**EXERCISE AIM**
Skip the pictures and repeat each line of the data exactly.

* start RAW DATA *

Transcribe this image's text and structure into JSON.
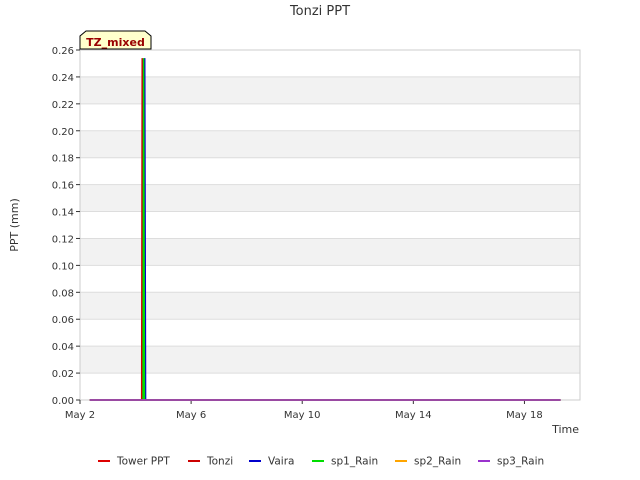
{
  "chart_data": {
    "type": "line",
    "title": "Tonzi PPT",
    "xlabel": "Time",
    "ylabel": "PPT (mm)",
    "annotation": "TZ_mixed",
    "x_ticks": [
      {
        "value": 2,
        "label": "May 2"
      },
      {
        "value": 6,
        "label": "May 6"
      },
      {
        "value": 10,
        "label": "May 10"
      },
      {
        "value": 14,
        "label": "May 14"
      },
      {
        "value": 18,
        "label": "May 18"
      }
    ],
    "xlim": [
      2,
      20
    ],
    "ylim": [
      0,
      0.26
    ],
    "y_ticks": [
      {
        "value": 0.0,
        "label": "0.00"
      },
      {
        "value": 0.02,
        "label": "0.02"
      },
      {
        "value": 0.04,
        "label": "0.04"
      },
      {
        "value": 0.06,
        "label": "0.06"
      },
      {
        "value": 0.08,
        "label": "0.08"
      },
      {
        "value": 0.1,
        "label": "0.10"
      },
      {
        "value": 0.12,
        "label": "0.12"
      },
      {
        "value": 0.14,
        "label": "0.14"
      },
      {
        "value": 0.16,
        "label": "0.16"
      },
      {
        "value": 0.18,
        "label": "0.18"
      },
      {
        "value": 0.2,
        "label": "0.20"
      },
      {
        "value": 0.22,
        "label": "0.22"
      },
      {
        "value": 0.24,
        "label": "0.24"
      },
      {
        "value": 0.26,
        "label": "0.26"
      }
    ],
    "grid": true,
    "legend_position": "bottom",
    "series": [
      {
        "name": "Tower PPT",
        "color": "#dd0000",
        "points": [
          [
            2.35,
            0
          ],
          [
            19.3,
            0
          ]
        ]
      },
      {
        "name": "Tonzi",
        "color": "#cc0000",
        "points": [
          [
            2.35,
            0
          ],
          [
            4.22,
            0
          ],
          [
            4.24,
            0.254
          ],
          [
            4.27,
            0
          ],
          [
            19.3,
            0
          ]
        ]
      },
      {
        "name": "Vaira",
        "color": "#0000cc",
        "points": [
          [
            2.35,
            0
          ],
          [
            4.31,
            0
          ],
          [
            4.33,
            0.254
          ],
          [
            4.36,
            0
          ],
          [
            19.3,
            0
          ]
        ]
      },
      {
        "name": "sp1_Rain",
        "color": "#00dd00",
        "points": [
          [
            2.35,
            0
          ],
          [
            4.27,
            0
          ],
          [
            4.29,
            0.254
          ],
          [
            4.32,
            0
          ],
          [
            19.3,
            0
          ]
        ]
      },
      {
        "name": "sp2_Rain",
        "color": "#ffa500",
        "points": [
          [
            2.35,
            0
          ],
          [
            19.3,
            0
          ]
        ]
      },
      {
        "name": "sp3_Rain",
        "color": "#9a32cd",
        "points": [
          [
            2.35,
            0
          ],
          [
            19.3,
            0
          ]
        ]
      }
    ]
  }
}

* end RAW DATA *

**SOLUTION FOR THIS EXERCISE**
Transcribe this image's text and structure into JSON.
{
  "chart_data": {
    "type": "line",
    "title": "Tonzi PPT",
    "xlabel": "Time",
    "ylabel": "PPT (mm)",
    "annotation": "TZ_mixed",
    "x_ticks": [
      {
        "value": 2,
        "label": "May 2"
      },
      {
        "value": 6,
        "label": "May 6"
      },
      {
        "value": 10,
        "label": "May 10"
      },
      {
        "value": 14,
        "label": "May 14"
      },
      {
        "value": 18,
        "label": "May 18"
      }
    ],
    "xlim": [
      2,
      20
    ],
    "ylim": [
      0,
      0.26
    ],
    "y_ticks": [
      {
        "value": 0.0,
        "label": "0.00"
      },
      {
        "value": 0.02,
        "label": "0.02"
      },
      {
        "value": 0.04,
        "label": "0.04"
      },
      {
        "value": 0.06,
        "label": "0.06"
      },
      {
        "value": 0.08,
        "label": "0.08"
      },
      {
        "value": 0.1,
        "label": "0.10"
      },
      {
        "value": 0.12,
        "label": "0.12"
      },
      {
        "value": 0.14,
        "label": "0.14"
      },
      {
        "value": 0.16,
        "label": "0.16"
      },
      {
        "value": 0.18,
        "label": "0.18"
      },
      {
        "value": 0.2,
        "label": "0.20"
      },
      {
        "value": 0.22,
        "label": "0.22"
      },
      {
        "value": 0.24,
        "label": "0.24"
      },
      {
        "value": 0.26,
        "label": "0.26"
      }
    ],
    "grid": true,
    "legend_position": "bottom",
    "series": [
      {
        "name": "Tower PPT",
        "color": "#dd0000",
        "points": [
          [
            2.35,
            0
          ],
          [
            19.3,
            0
          ]
        ]
      },
      {
        "name": "Tonzi",
        "color": "#cc0000",
        "points": [
          [
            2.35,
            0
          ],
          [
            4.22,
            0
          ],
          [
            4.24,
            0.254
          ],
          [
            4.27,
            0
          ],
          [
            19.3,
            0
          ]
        ]
      },
      {
        "name": "Vaira",
        "color": "#0000cc",
        "points": [
          [
            2.35,
            0
          ],
          [
            4.31,
            0
          ],
          [
            4.33,
            0.254
          ],
          [
            4.36,
            0
          ],
          [
            19.3,
            0
          ]
        ]
      },
      {
        "name": "sp1_Rain",
        "color": "#00dd00",
        "points": [
          [
            2.35,
            0
          ],
          [
            4.27,
            0
          ],
          [
            4.29,
            0.254
          ],
          [
            4.32,
            0
          ],
          [
            19.3,
            0
          ]
        ]
      },
      {
        "name": "sp2_Rain",
        "color": "#ffa500",
        "points": [
          [
            2.35,
            0
          ],
          [
            19.3,
            0
          ]
        ]
      },
      {
        "name": "sp3_Rain",
        "color": "#9a32cd",
        "points": [
          [
            2.35,
            0
          ],
          [
            19.3,
            0
          ]
        ]
      }
    ]
  }
}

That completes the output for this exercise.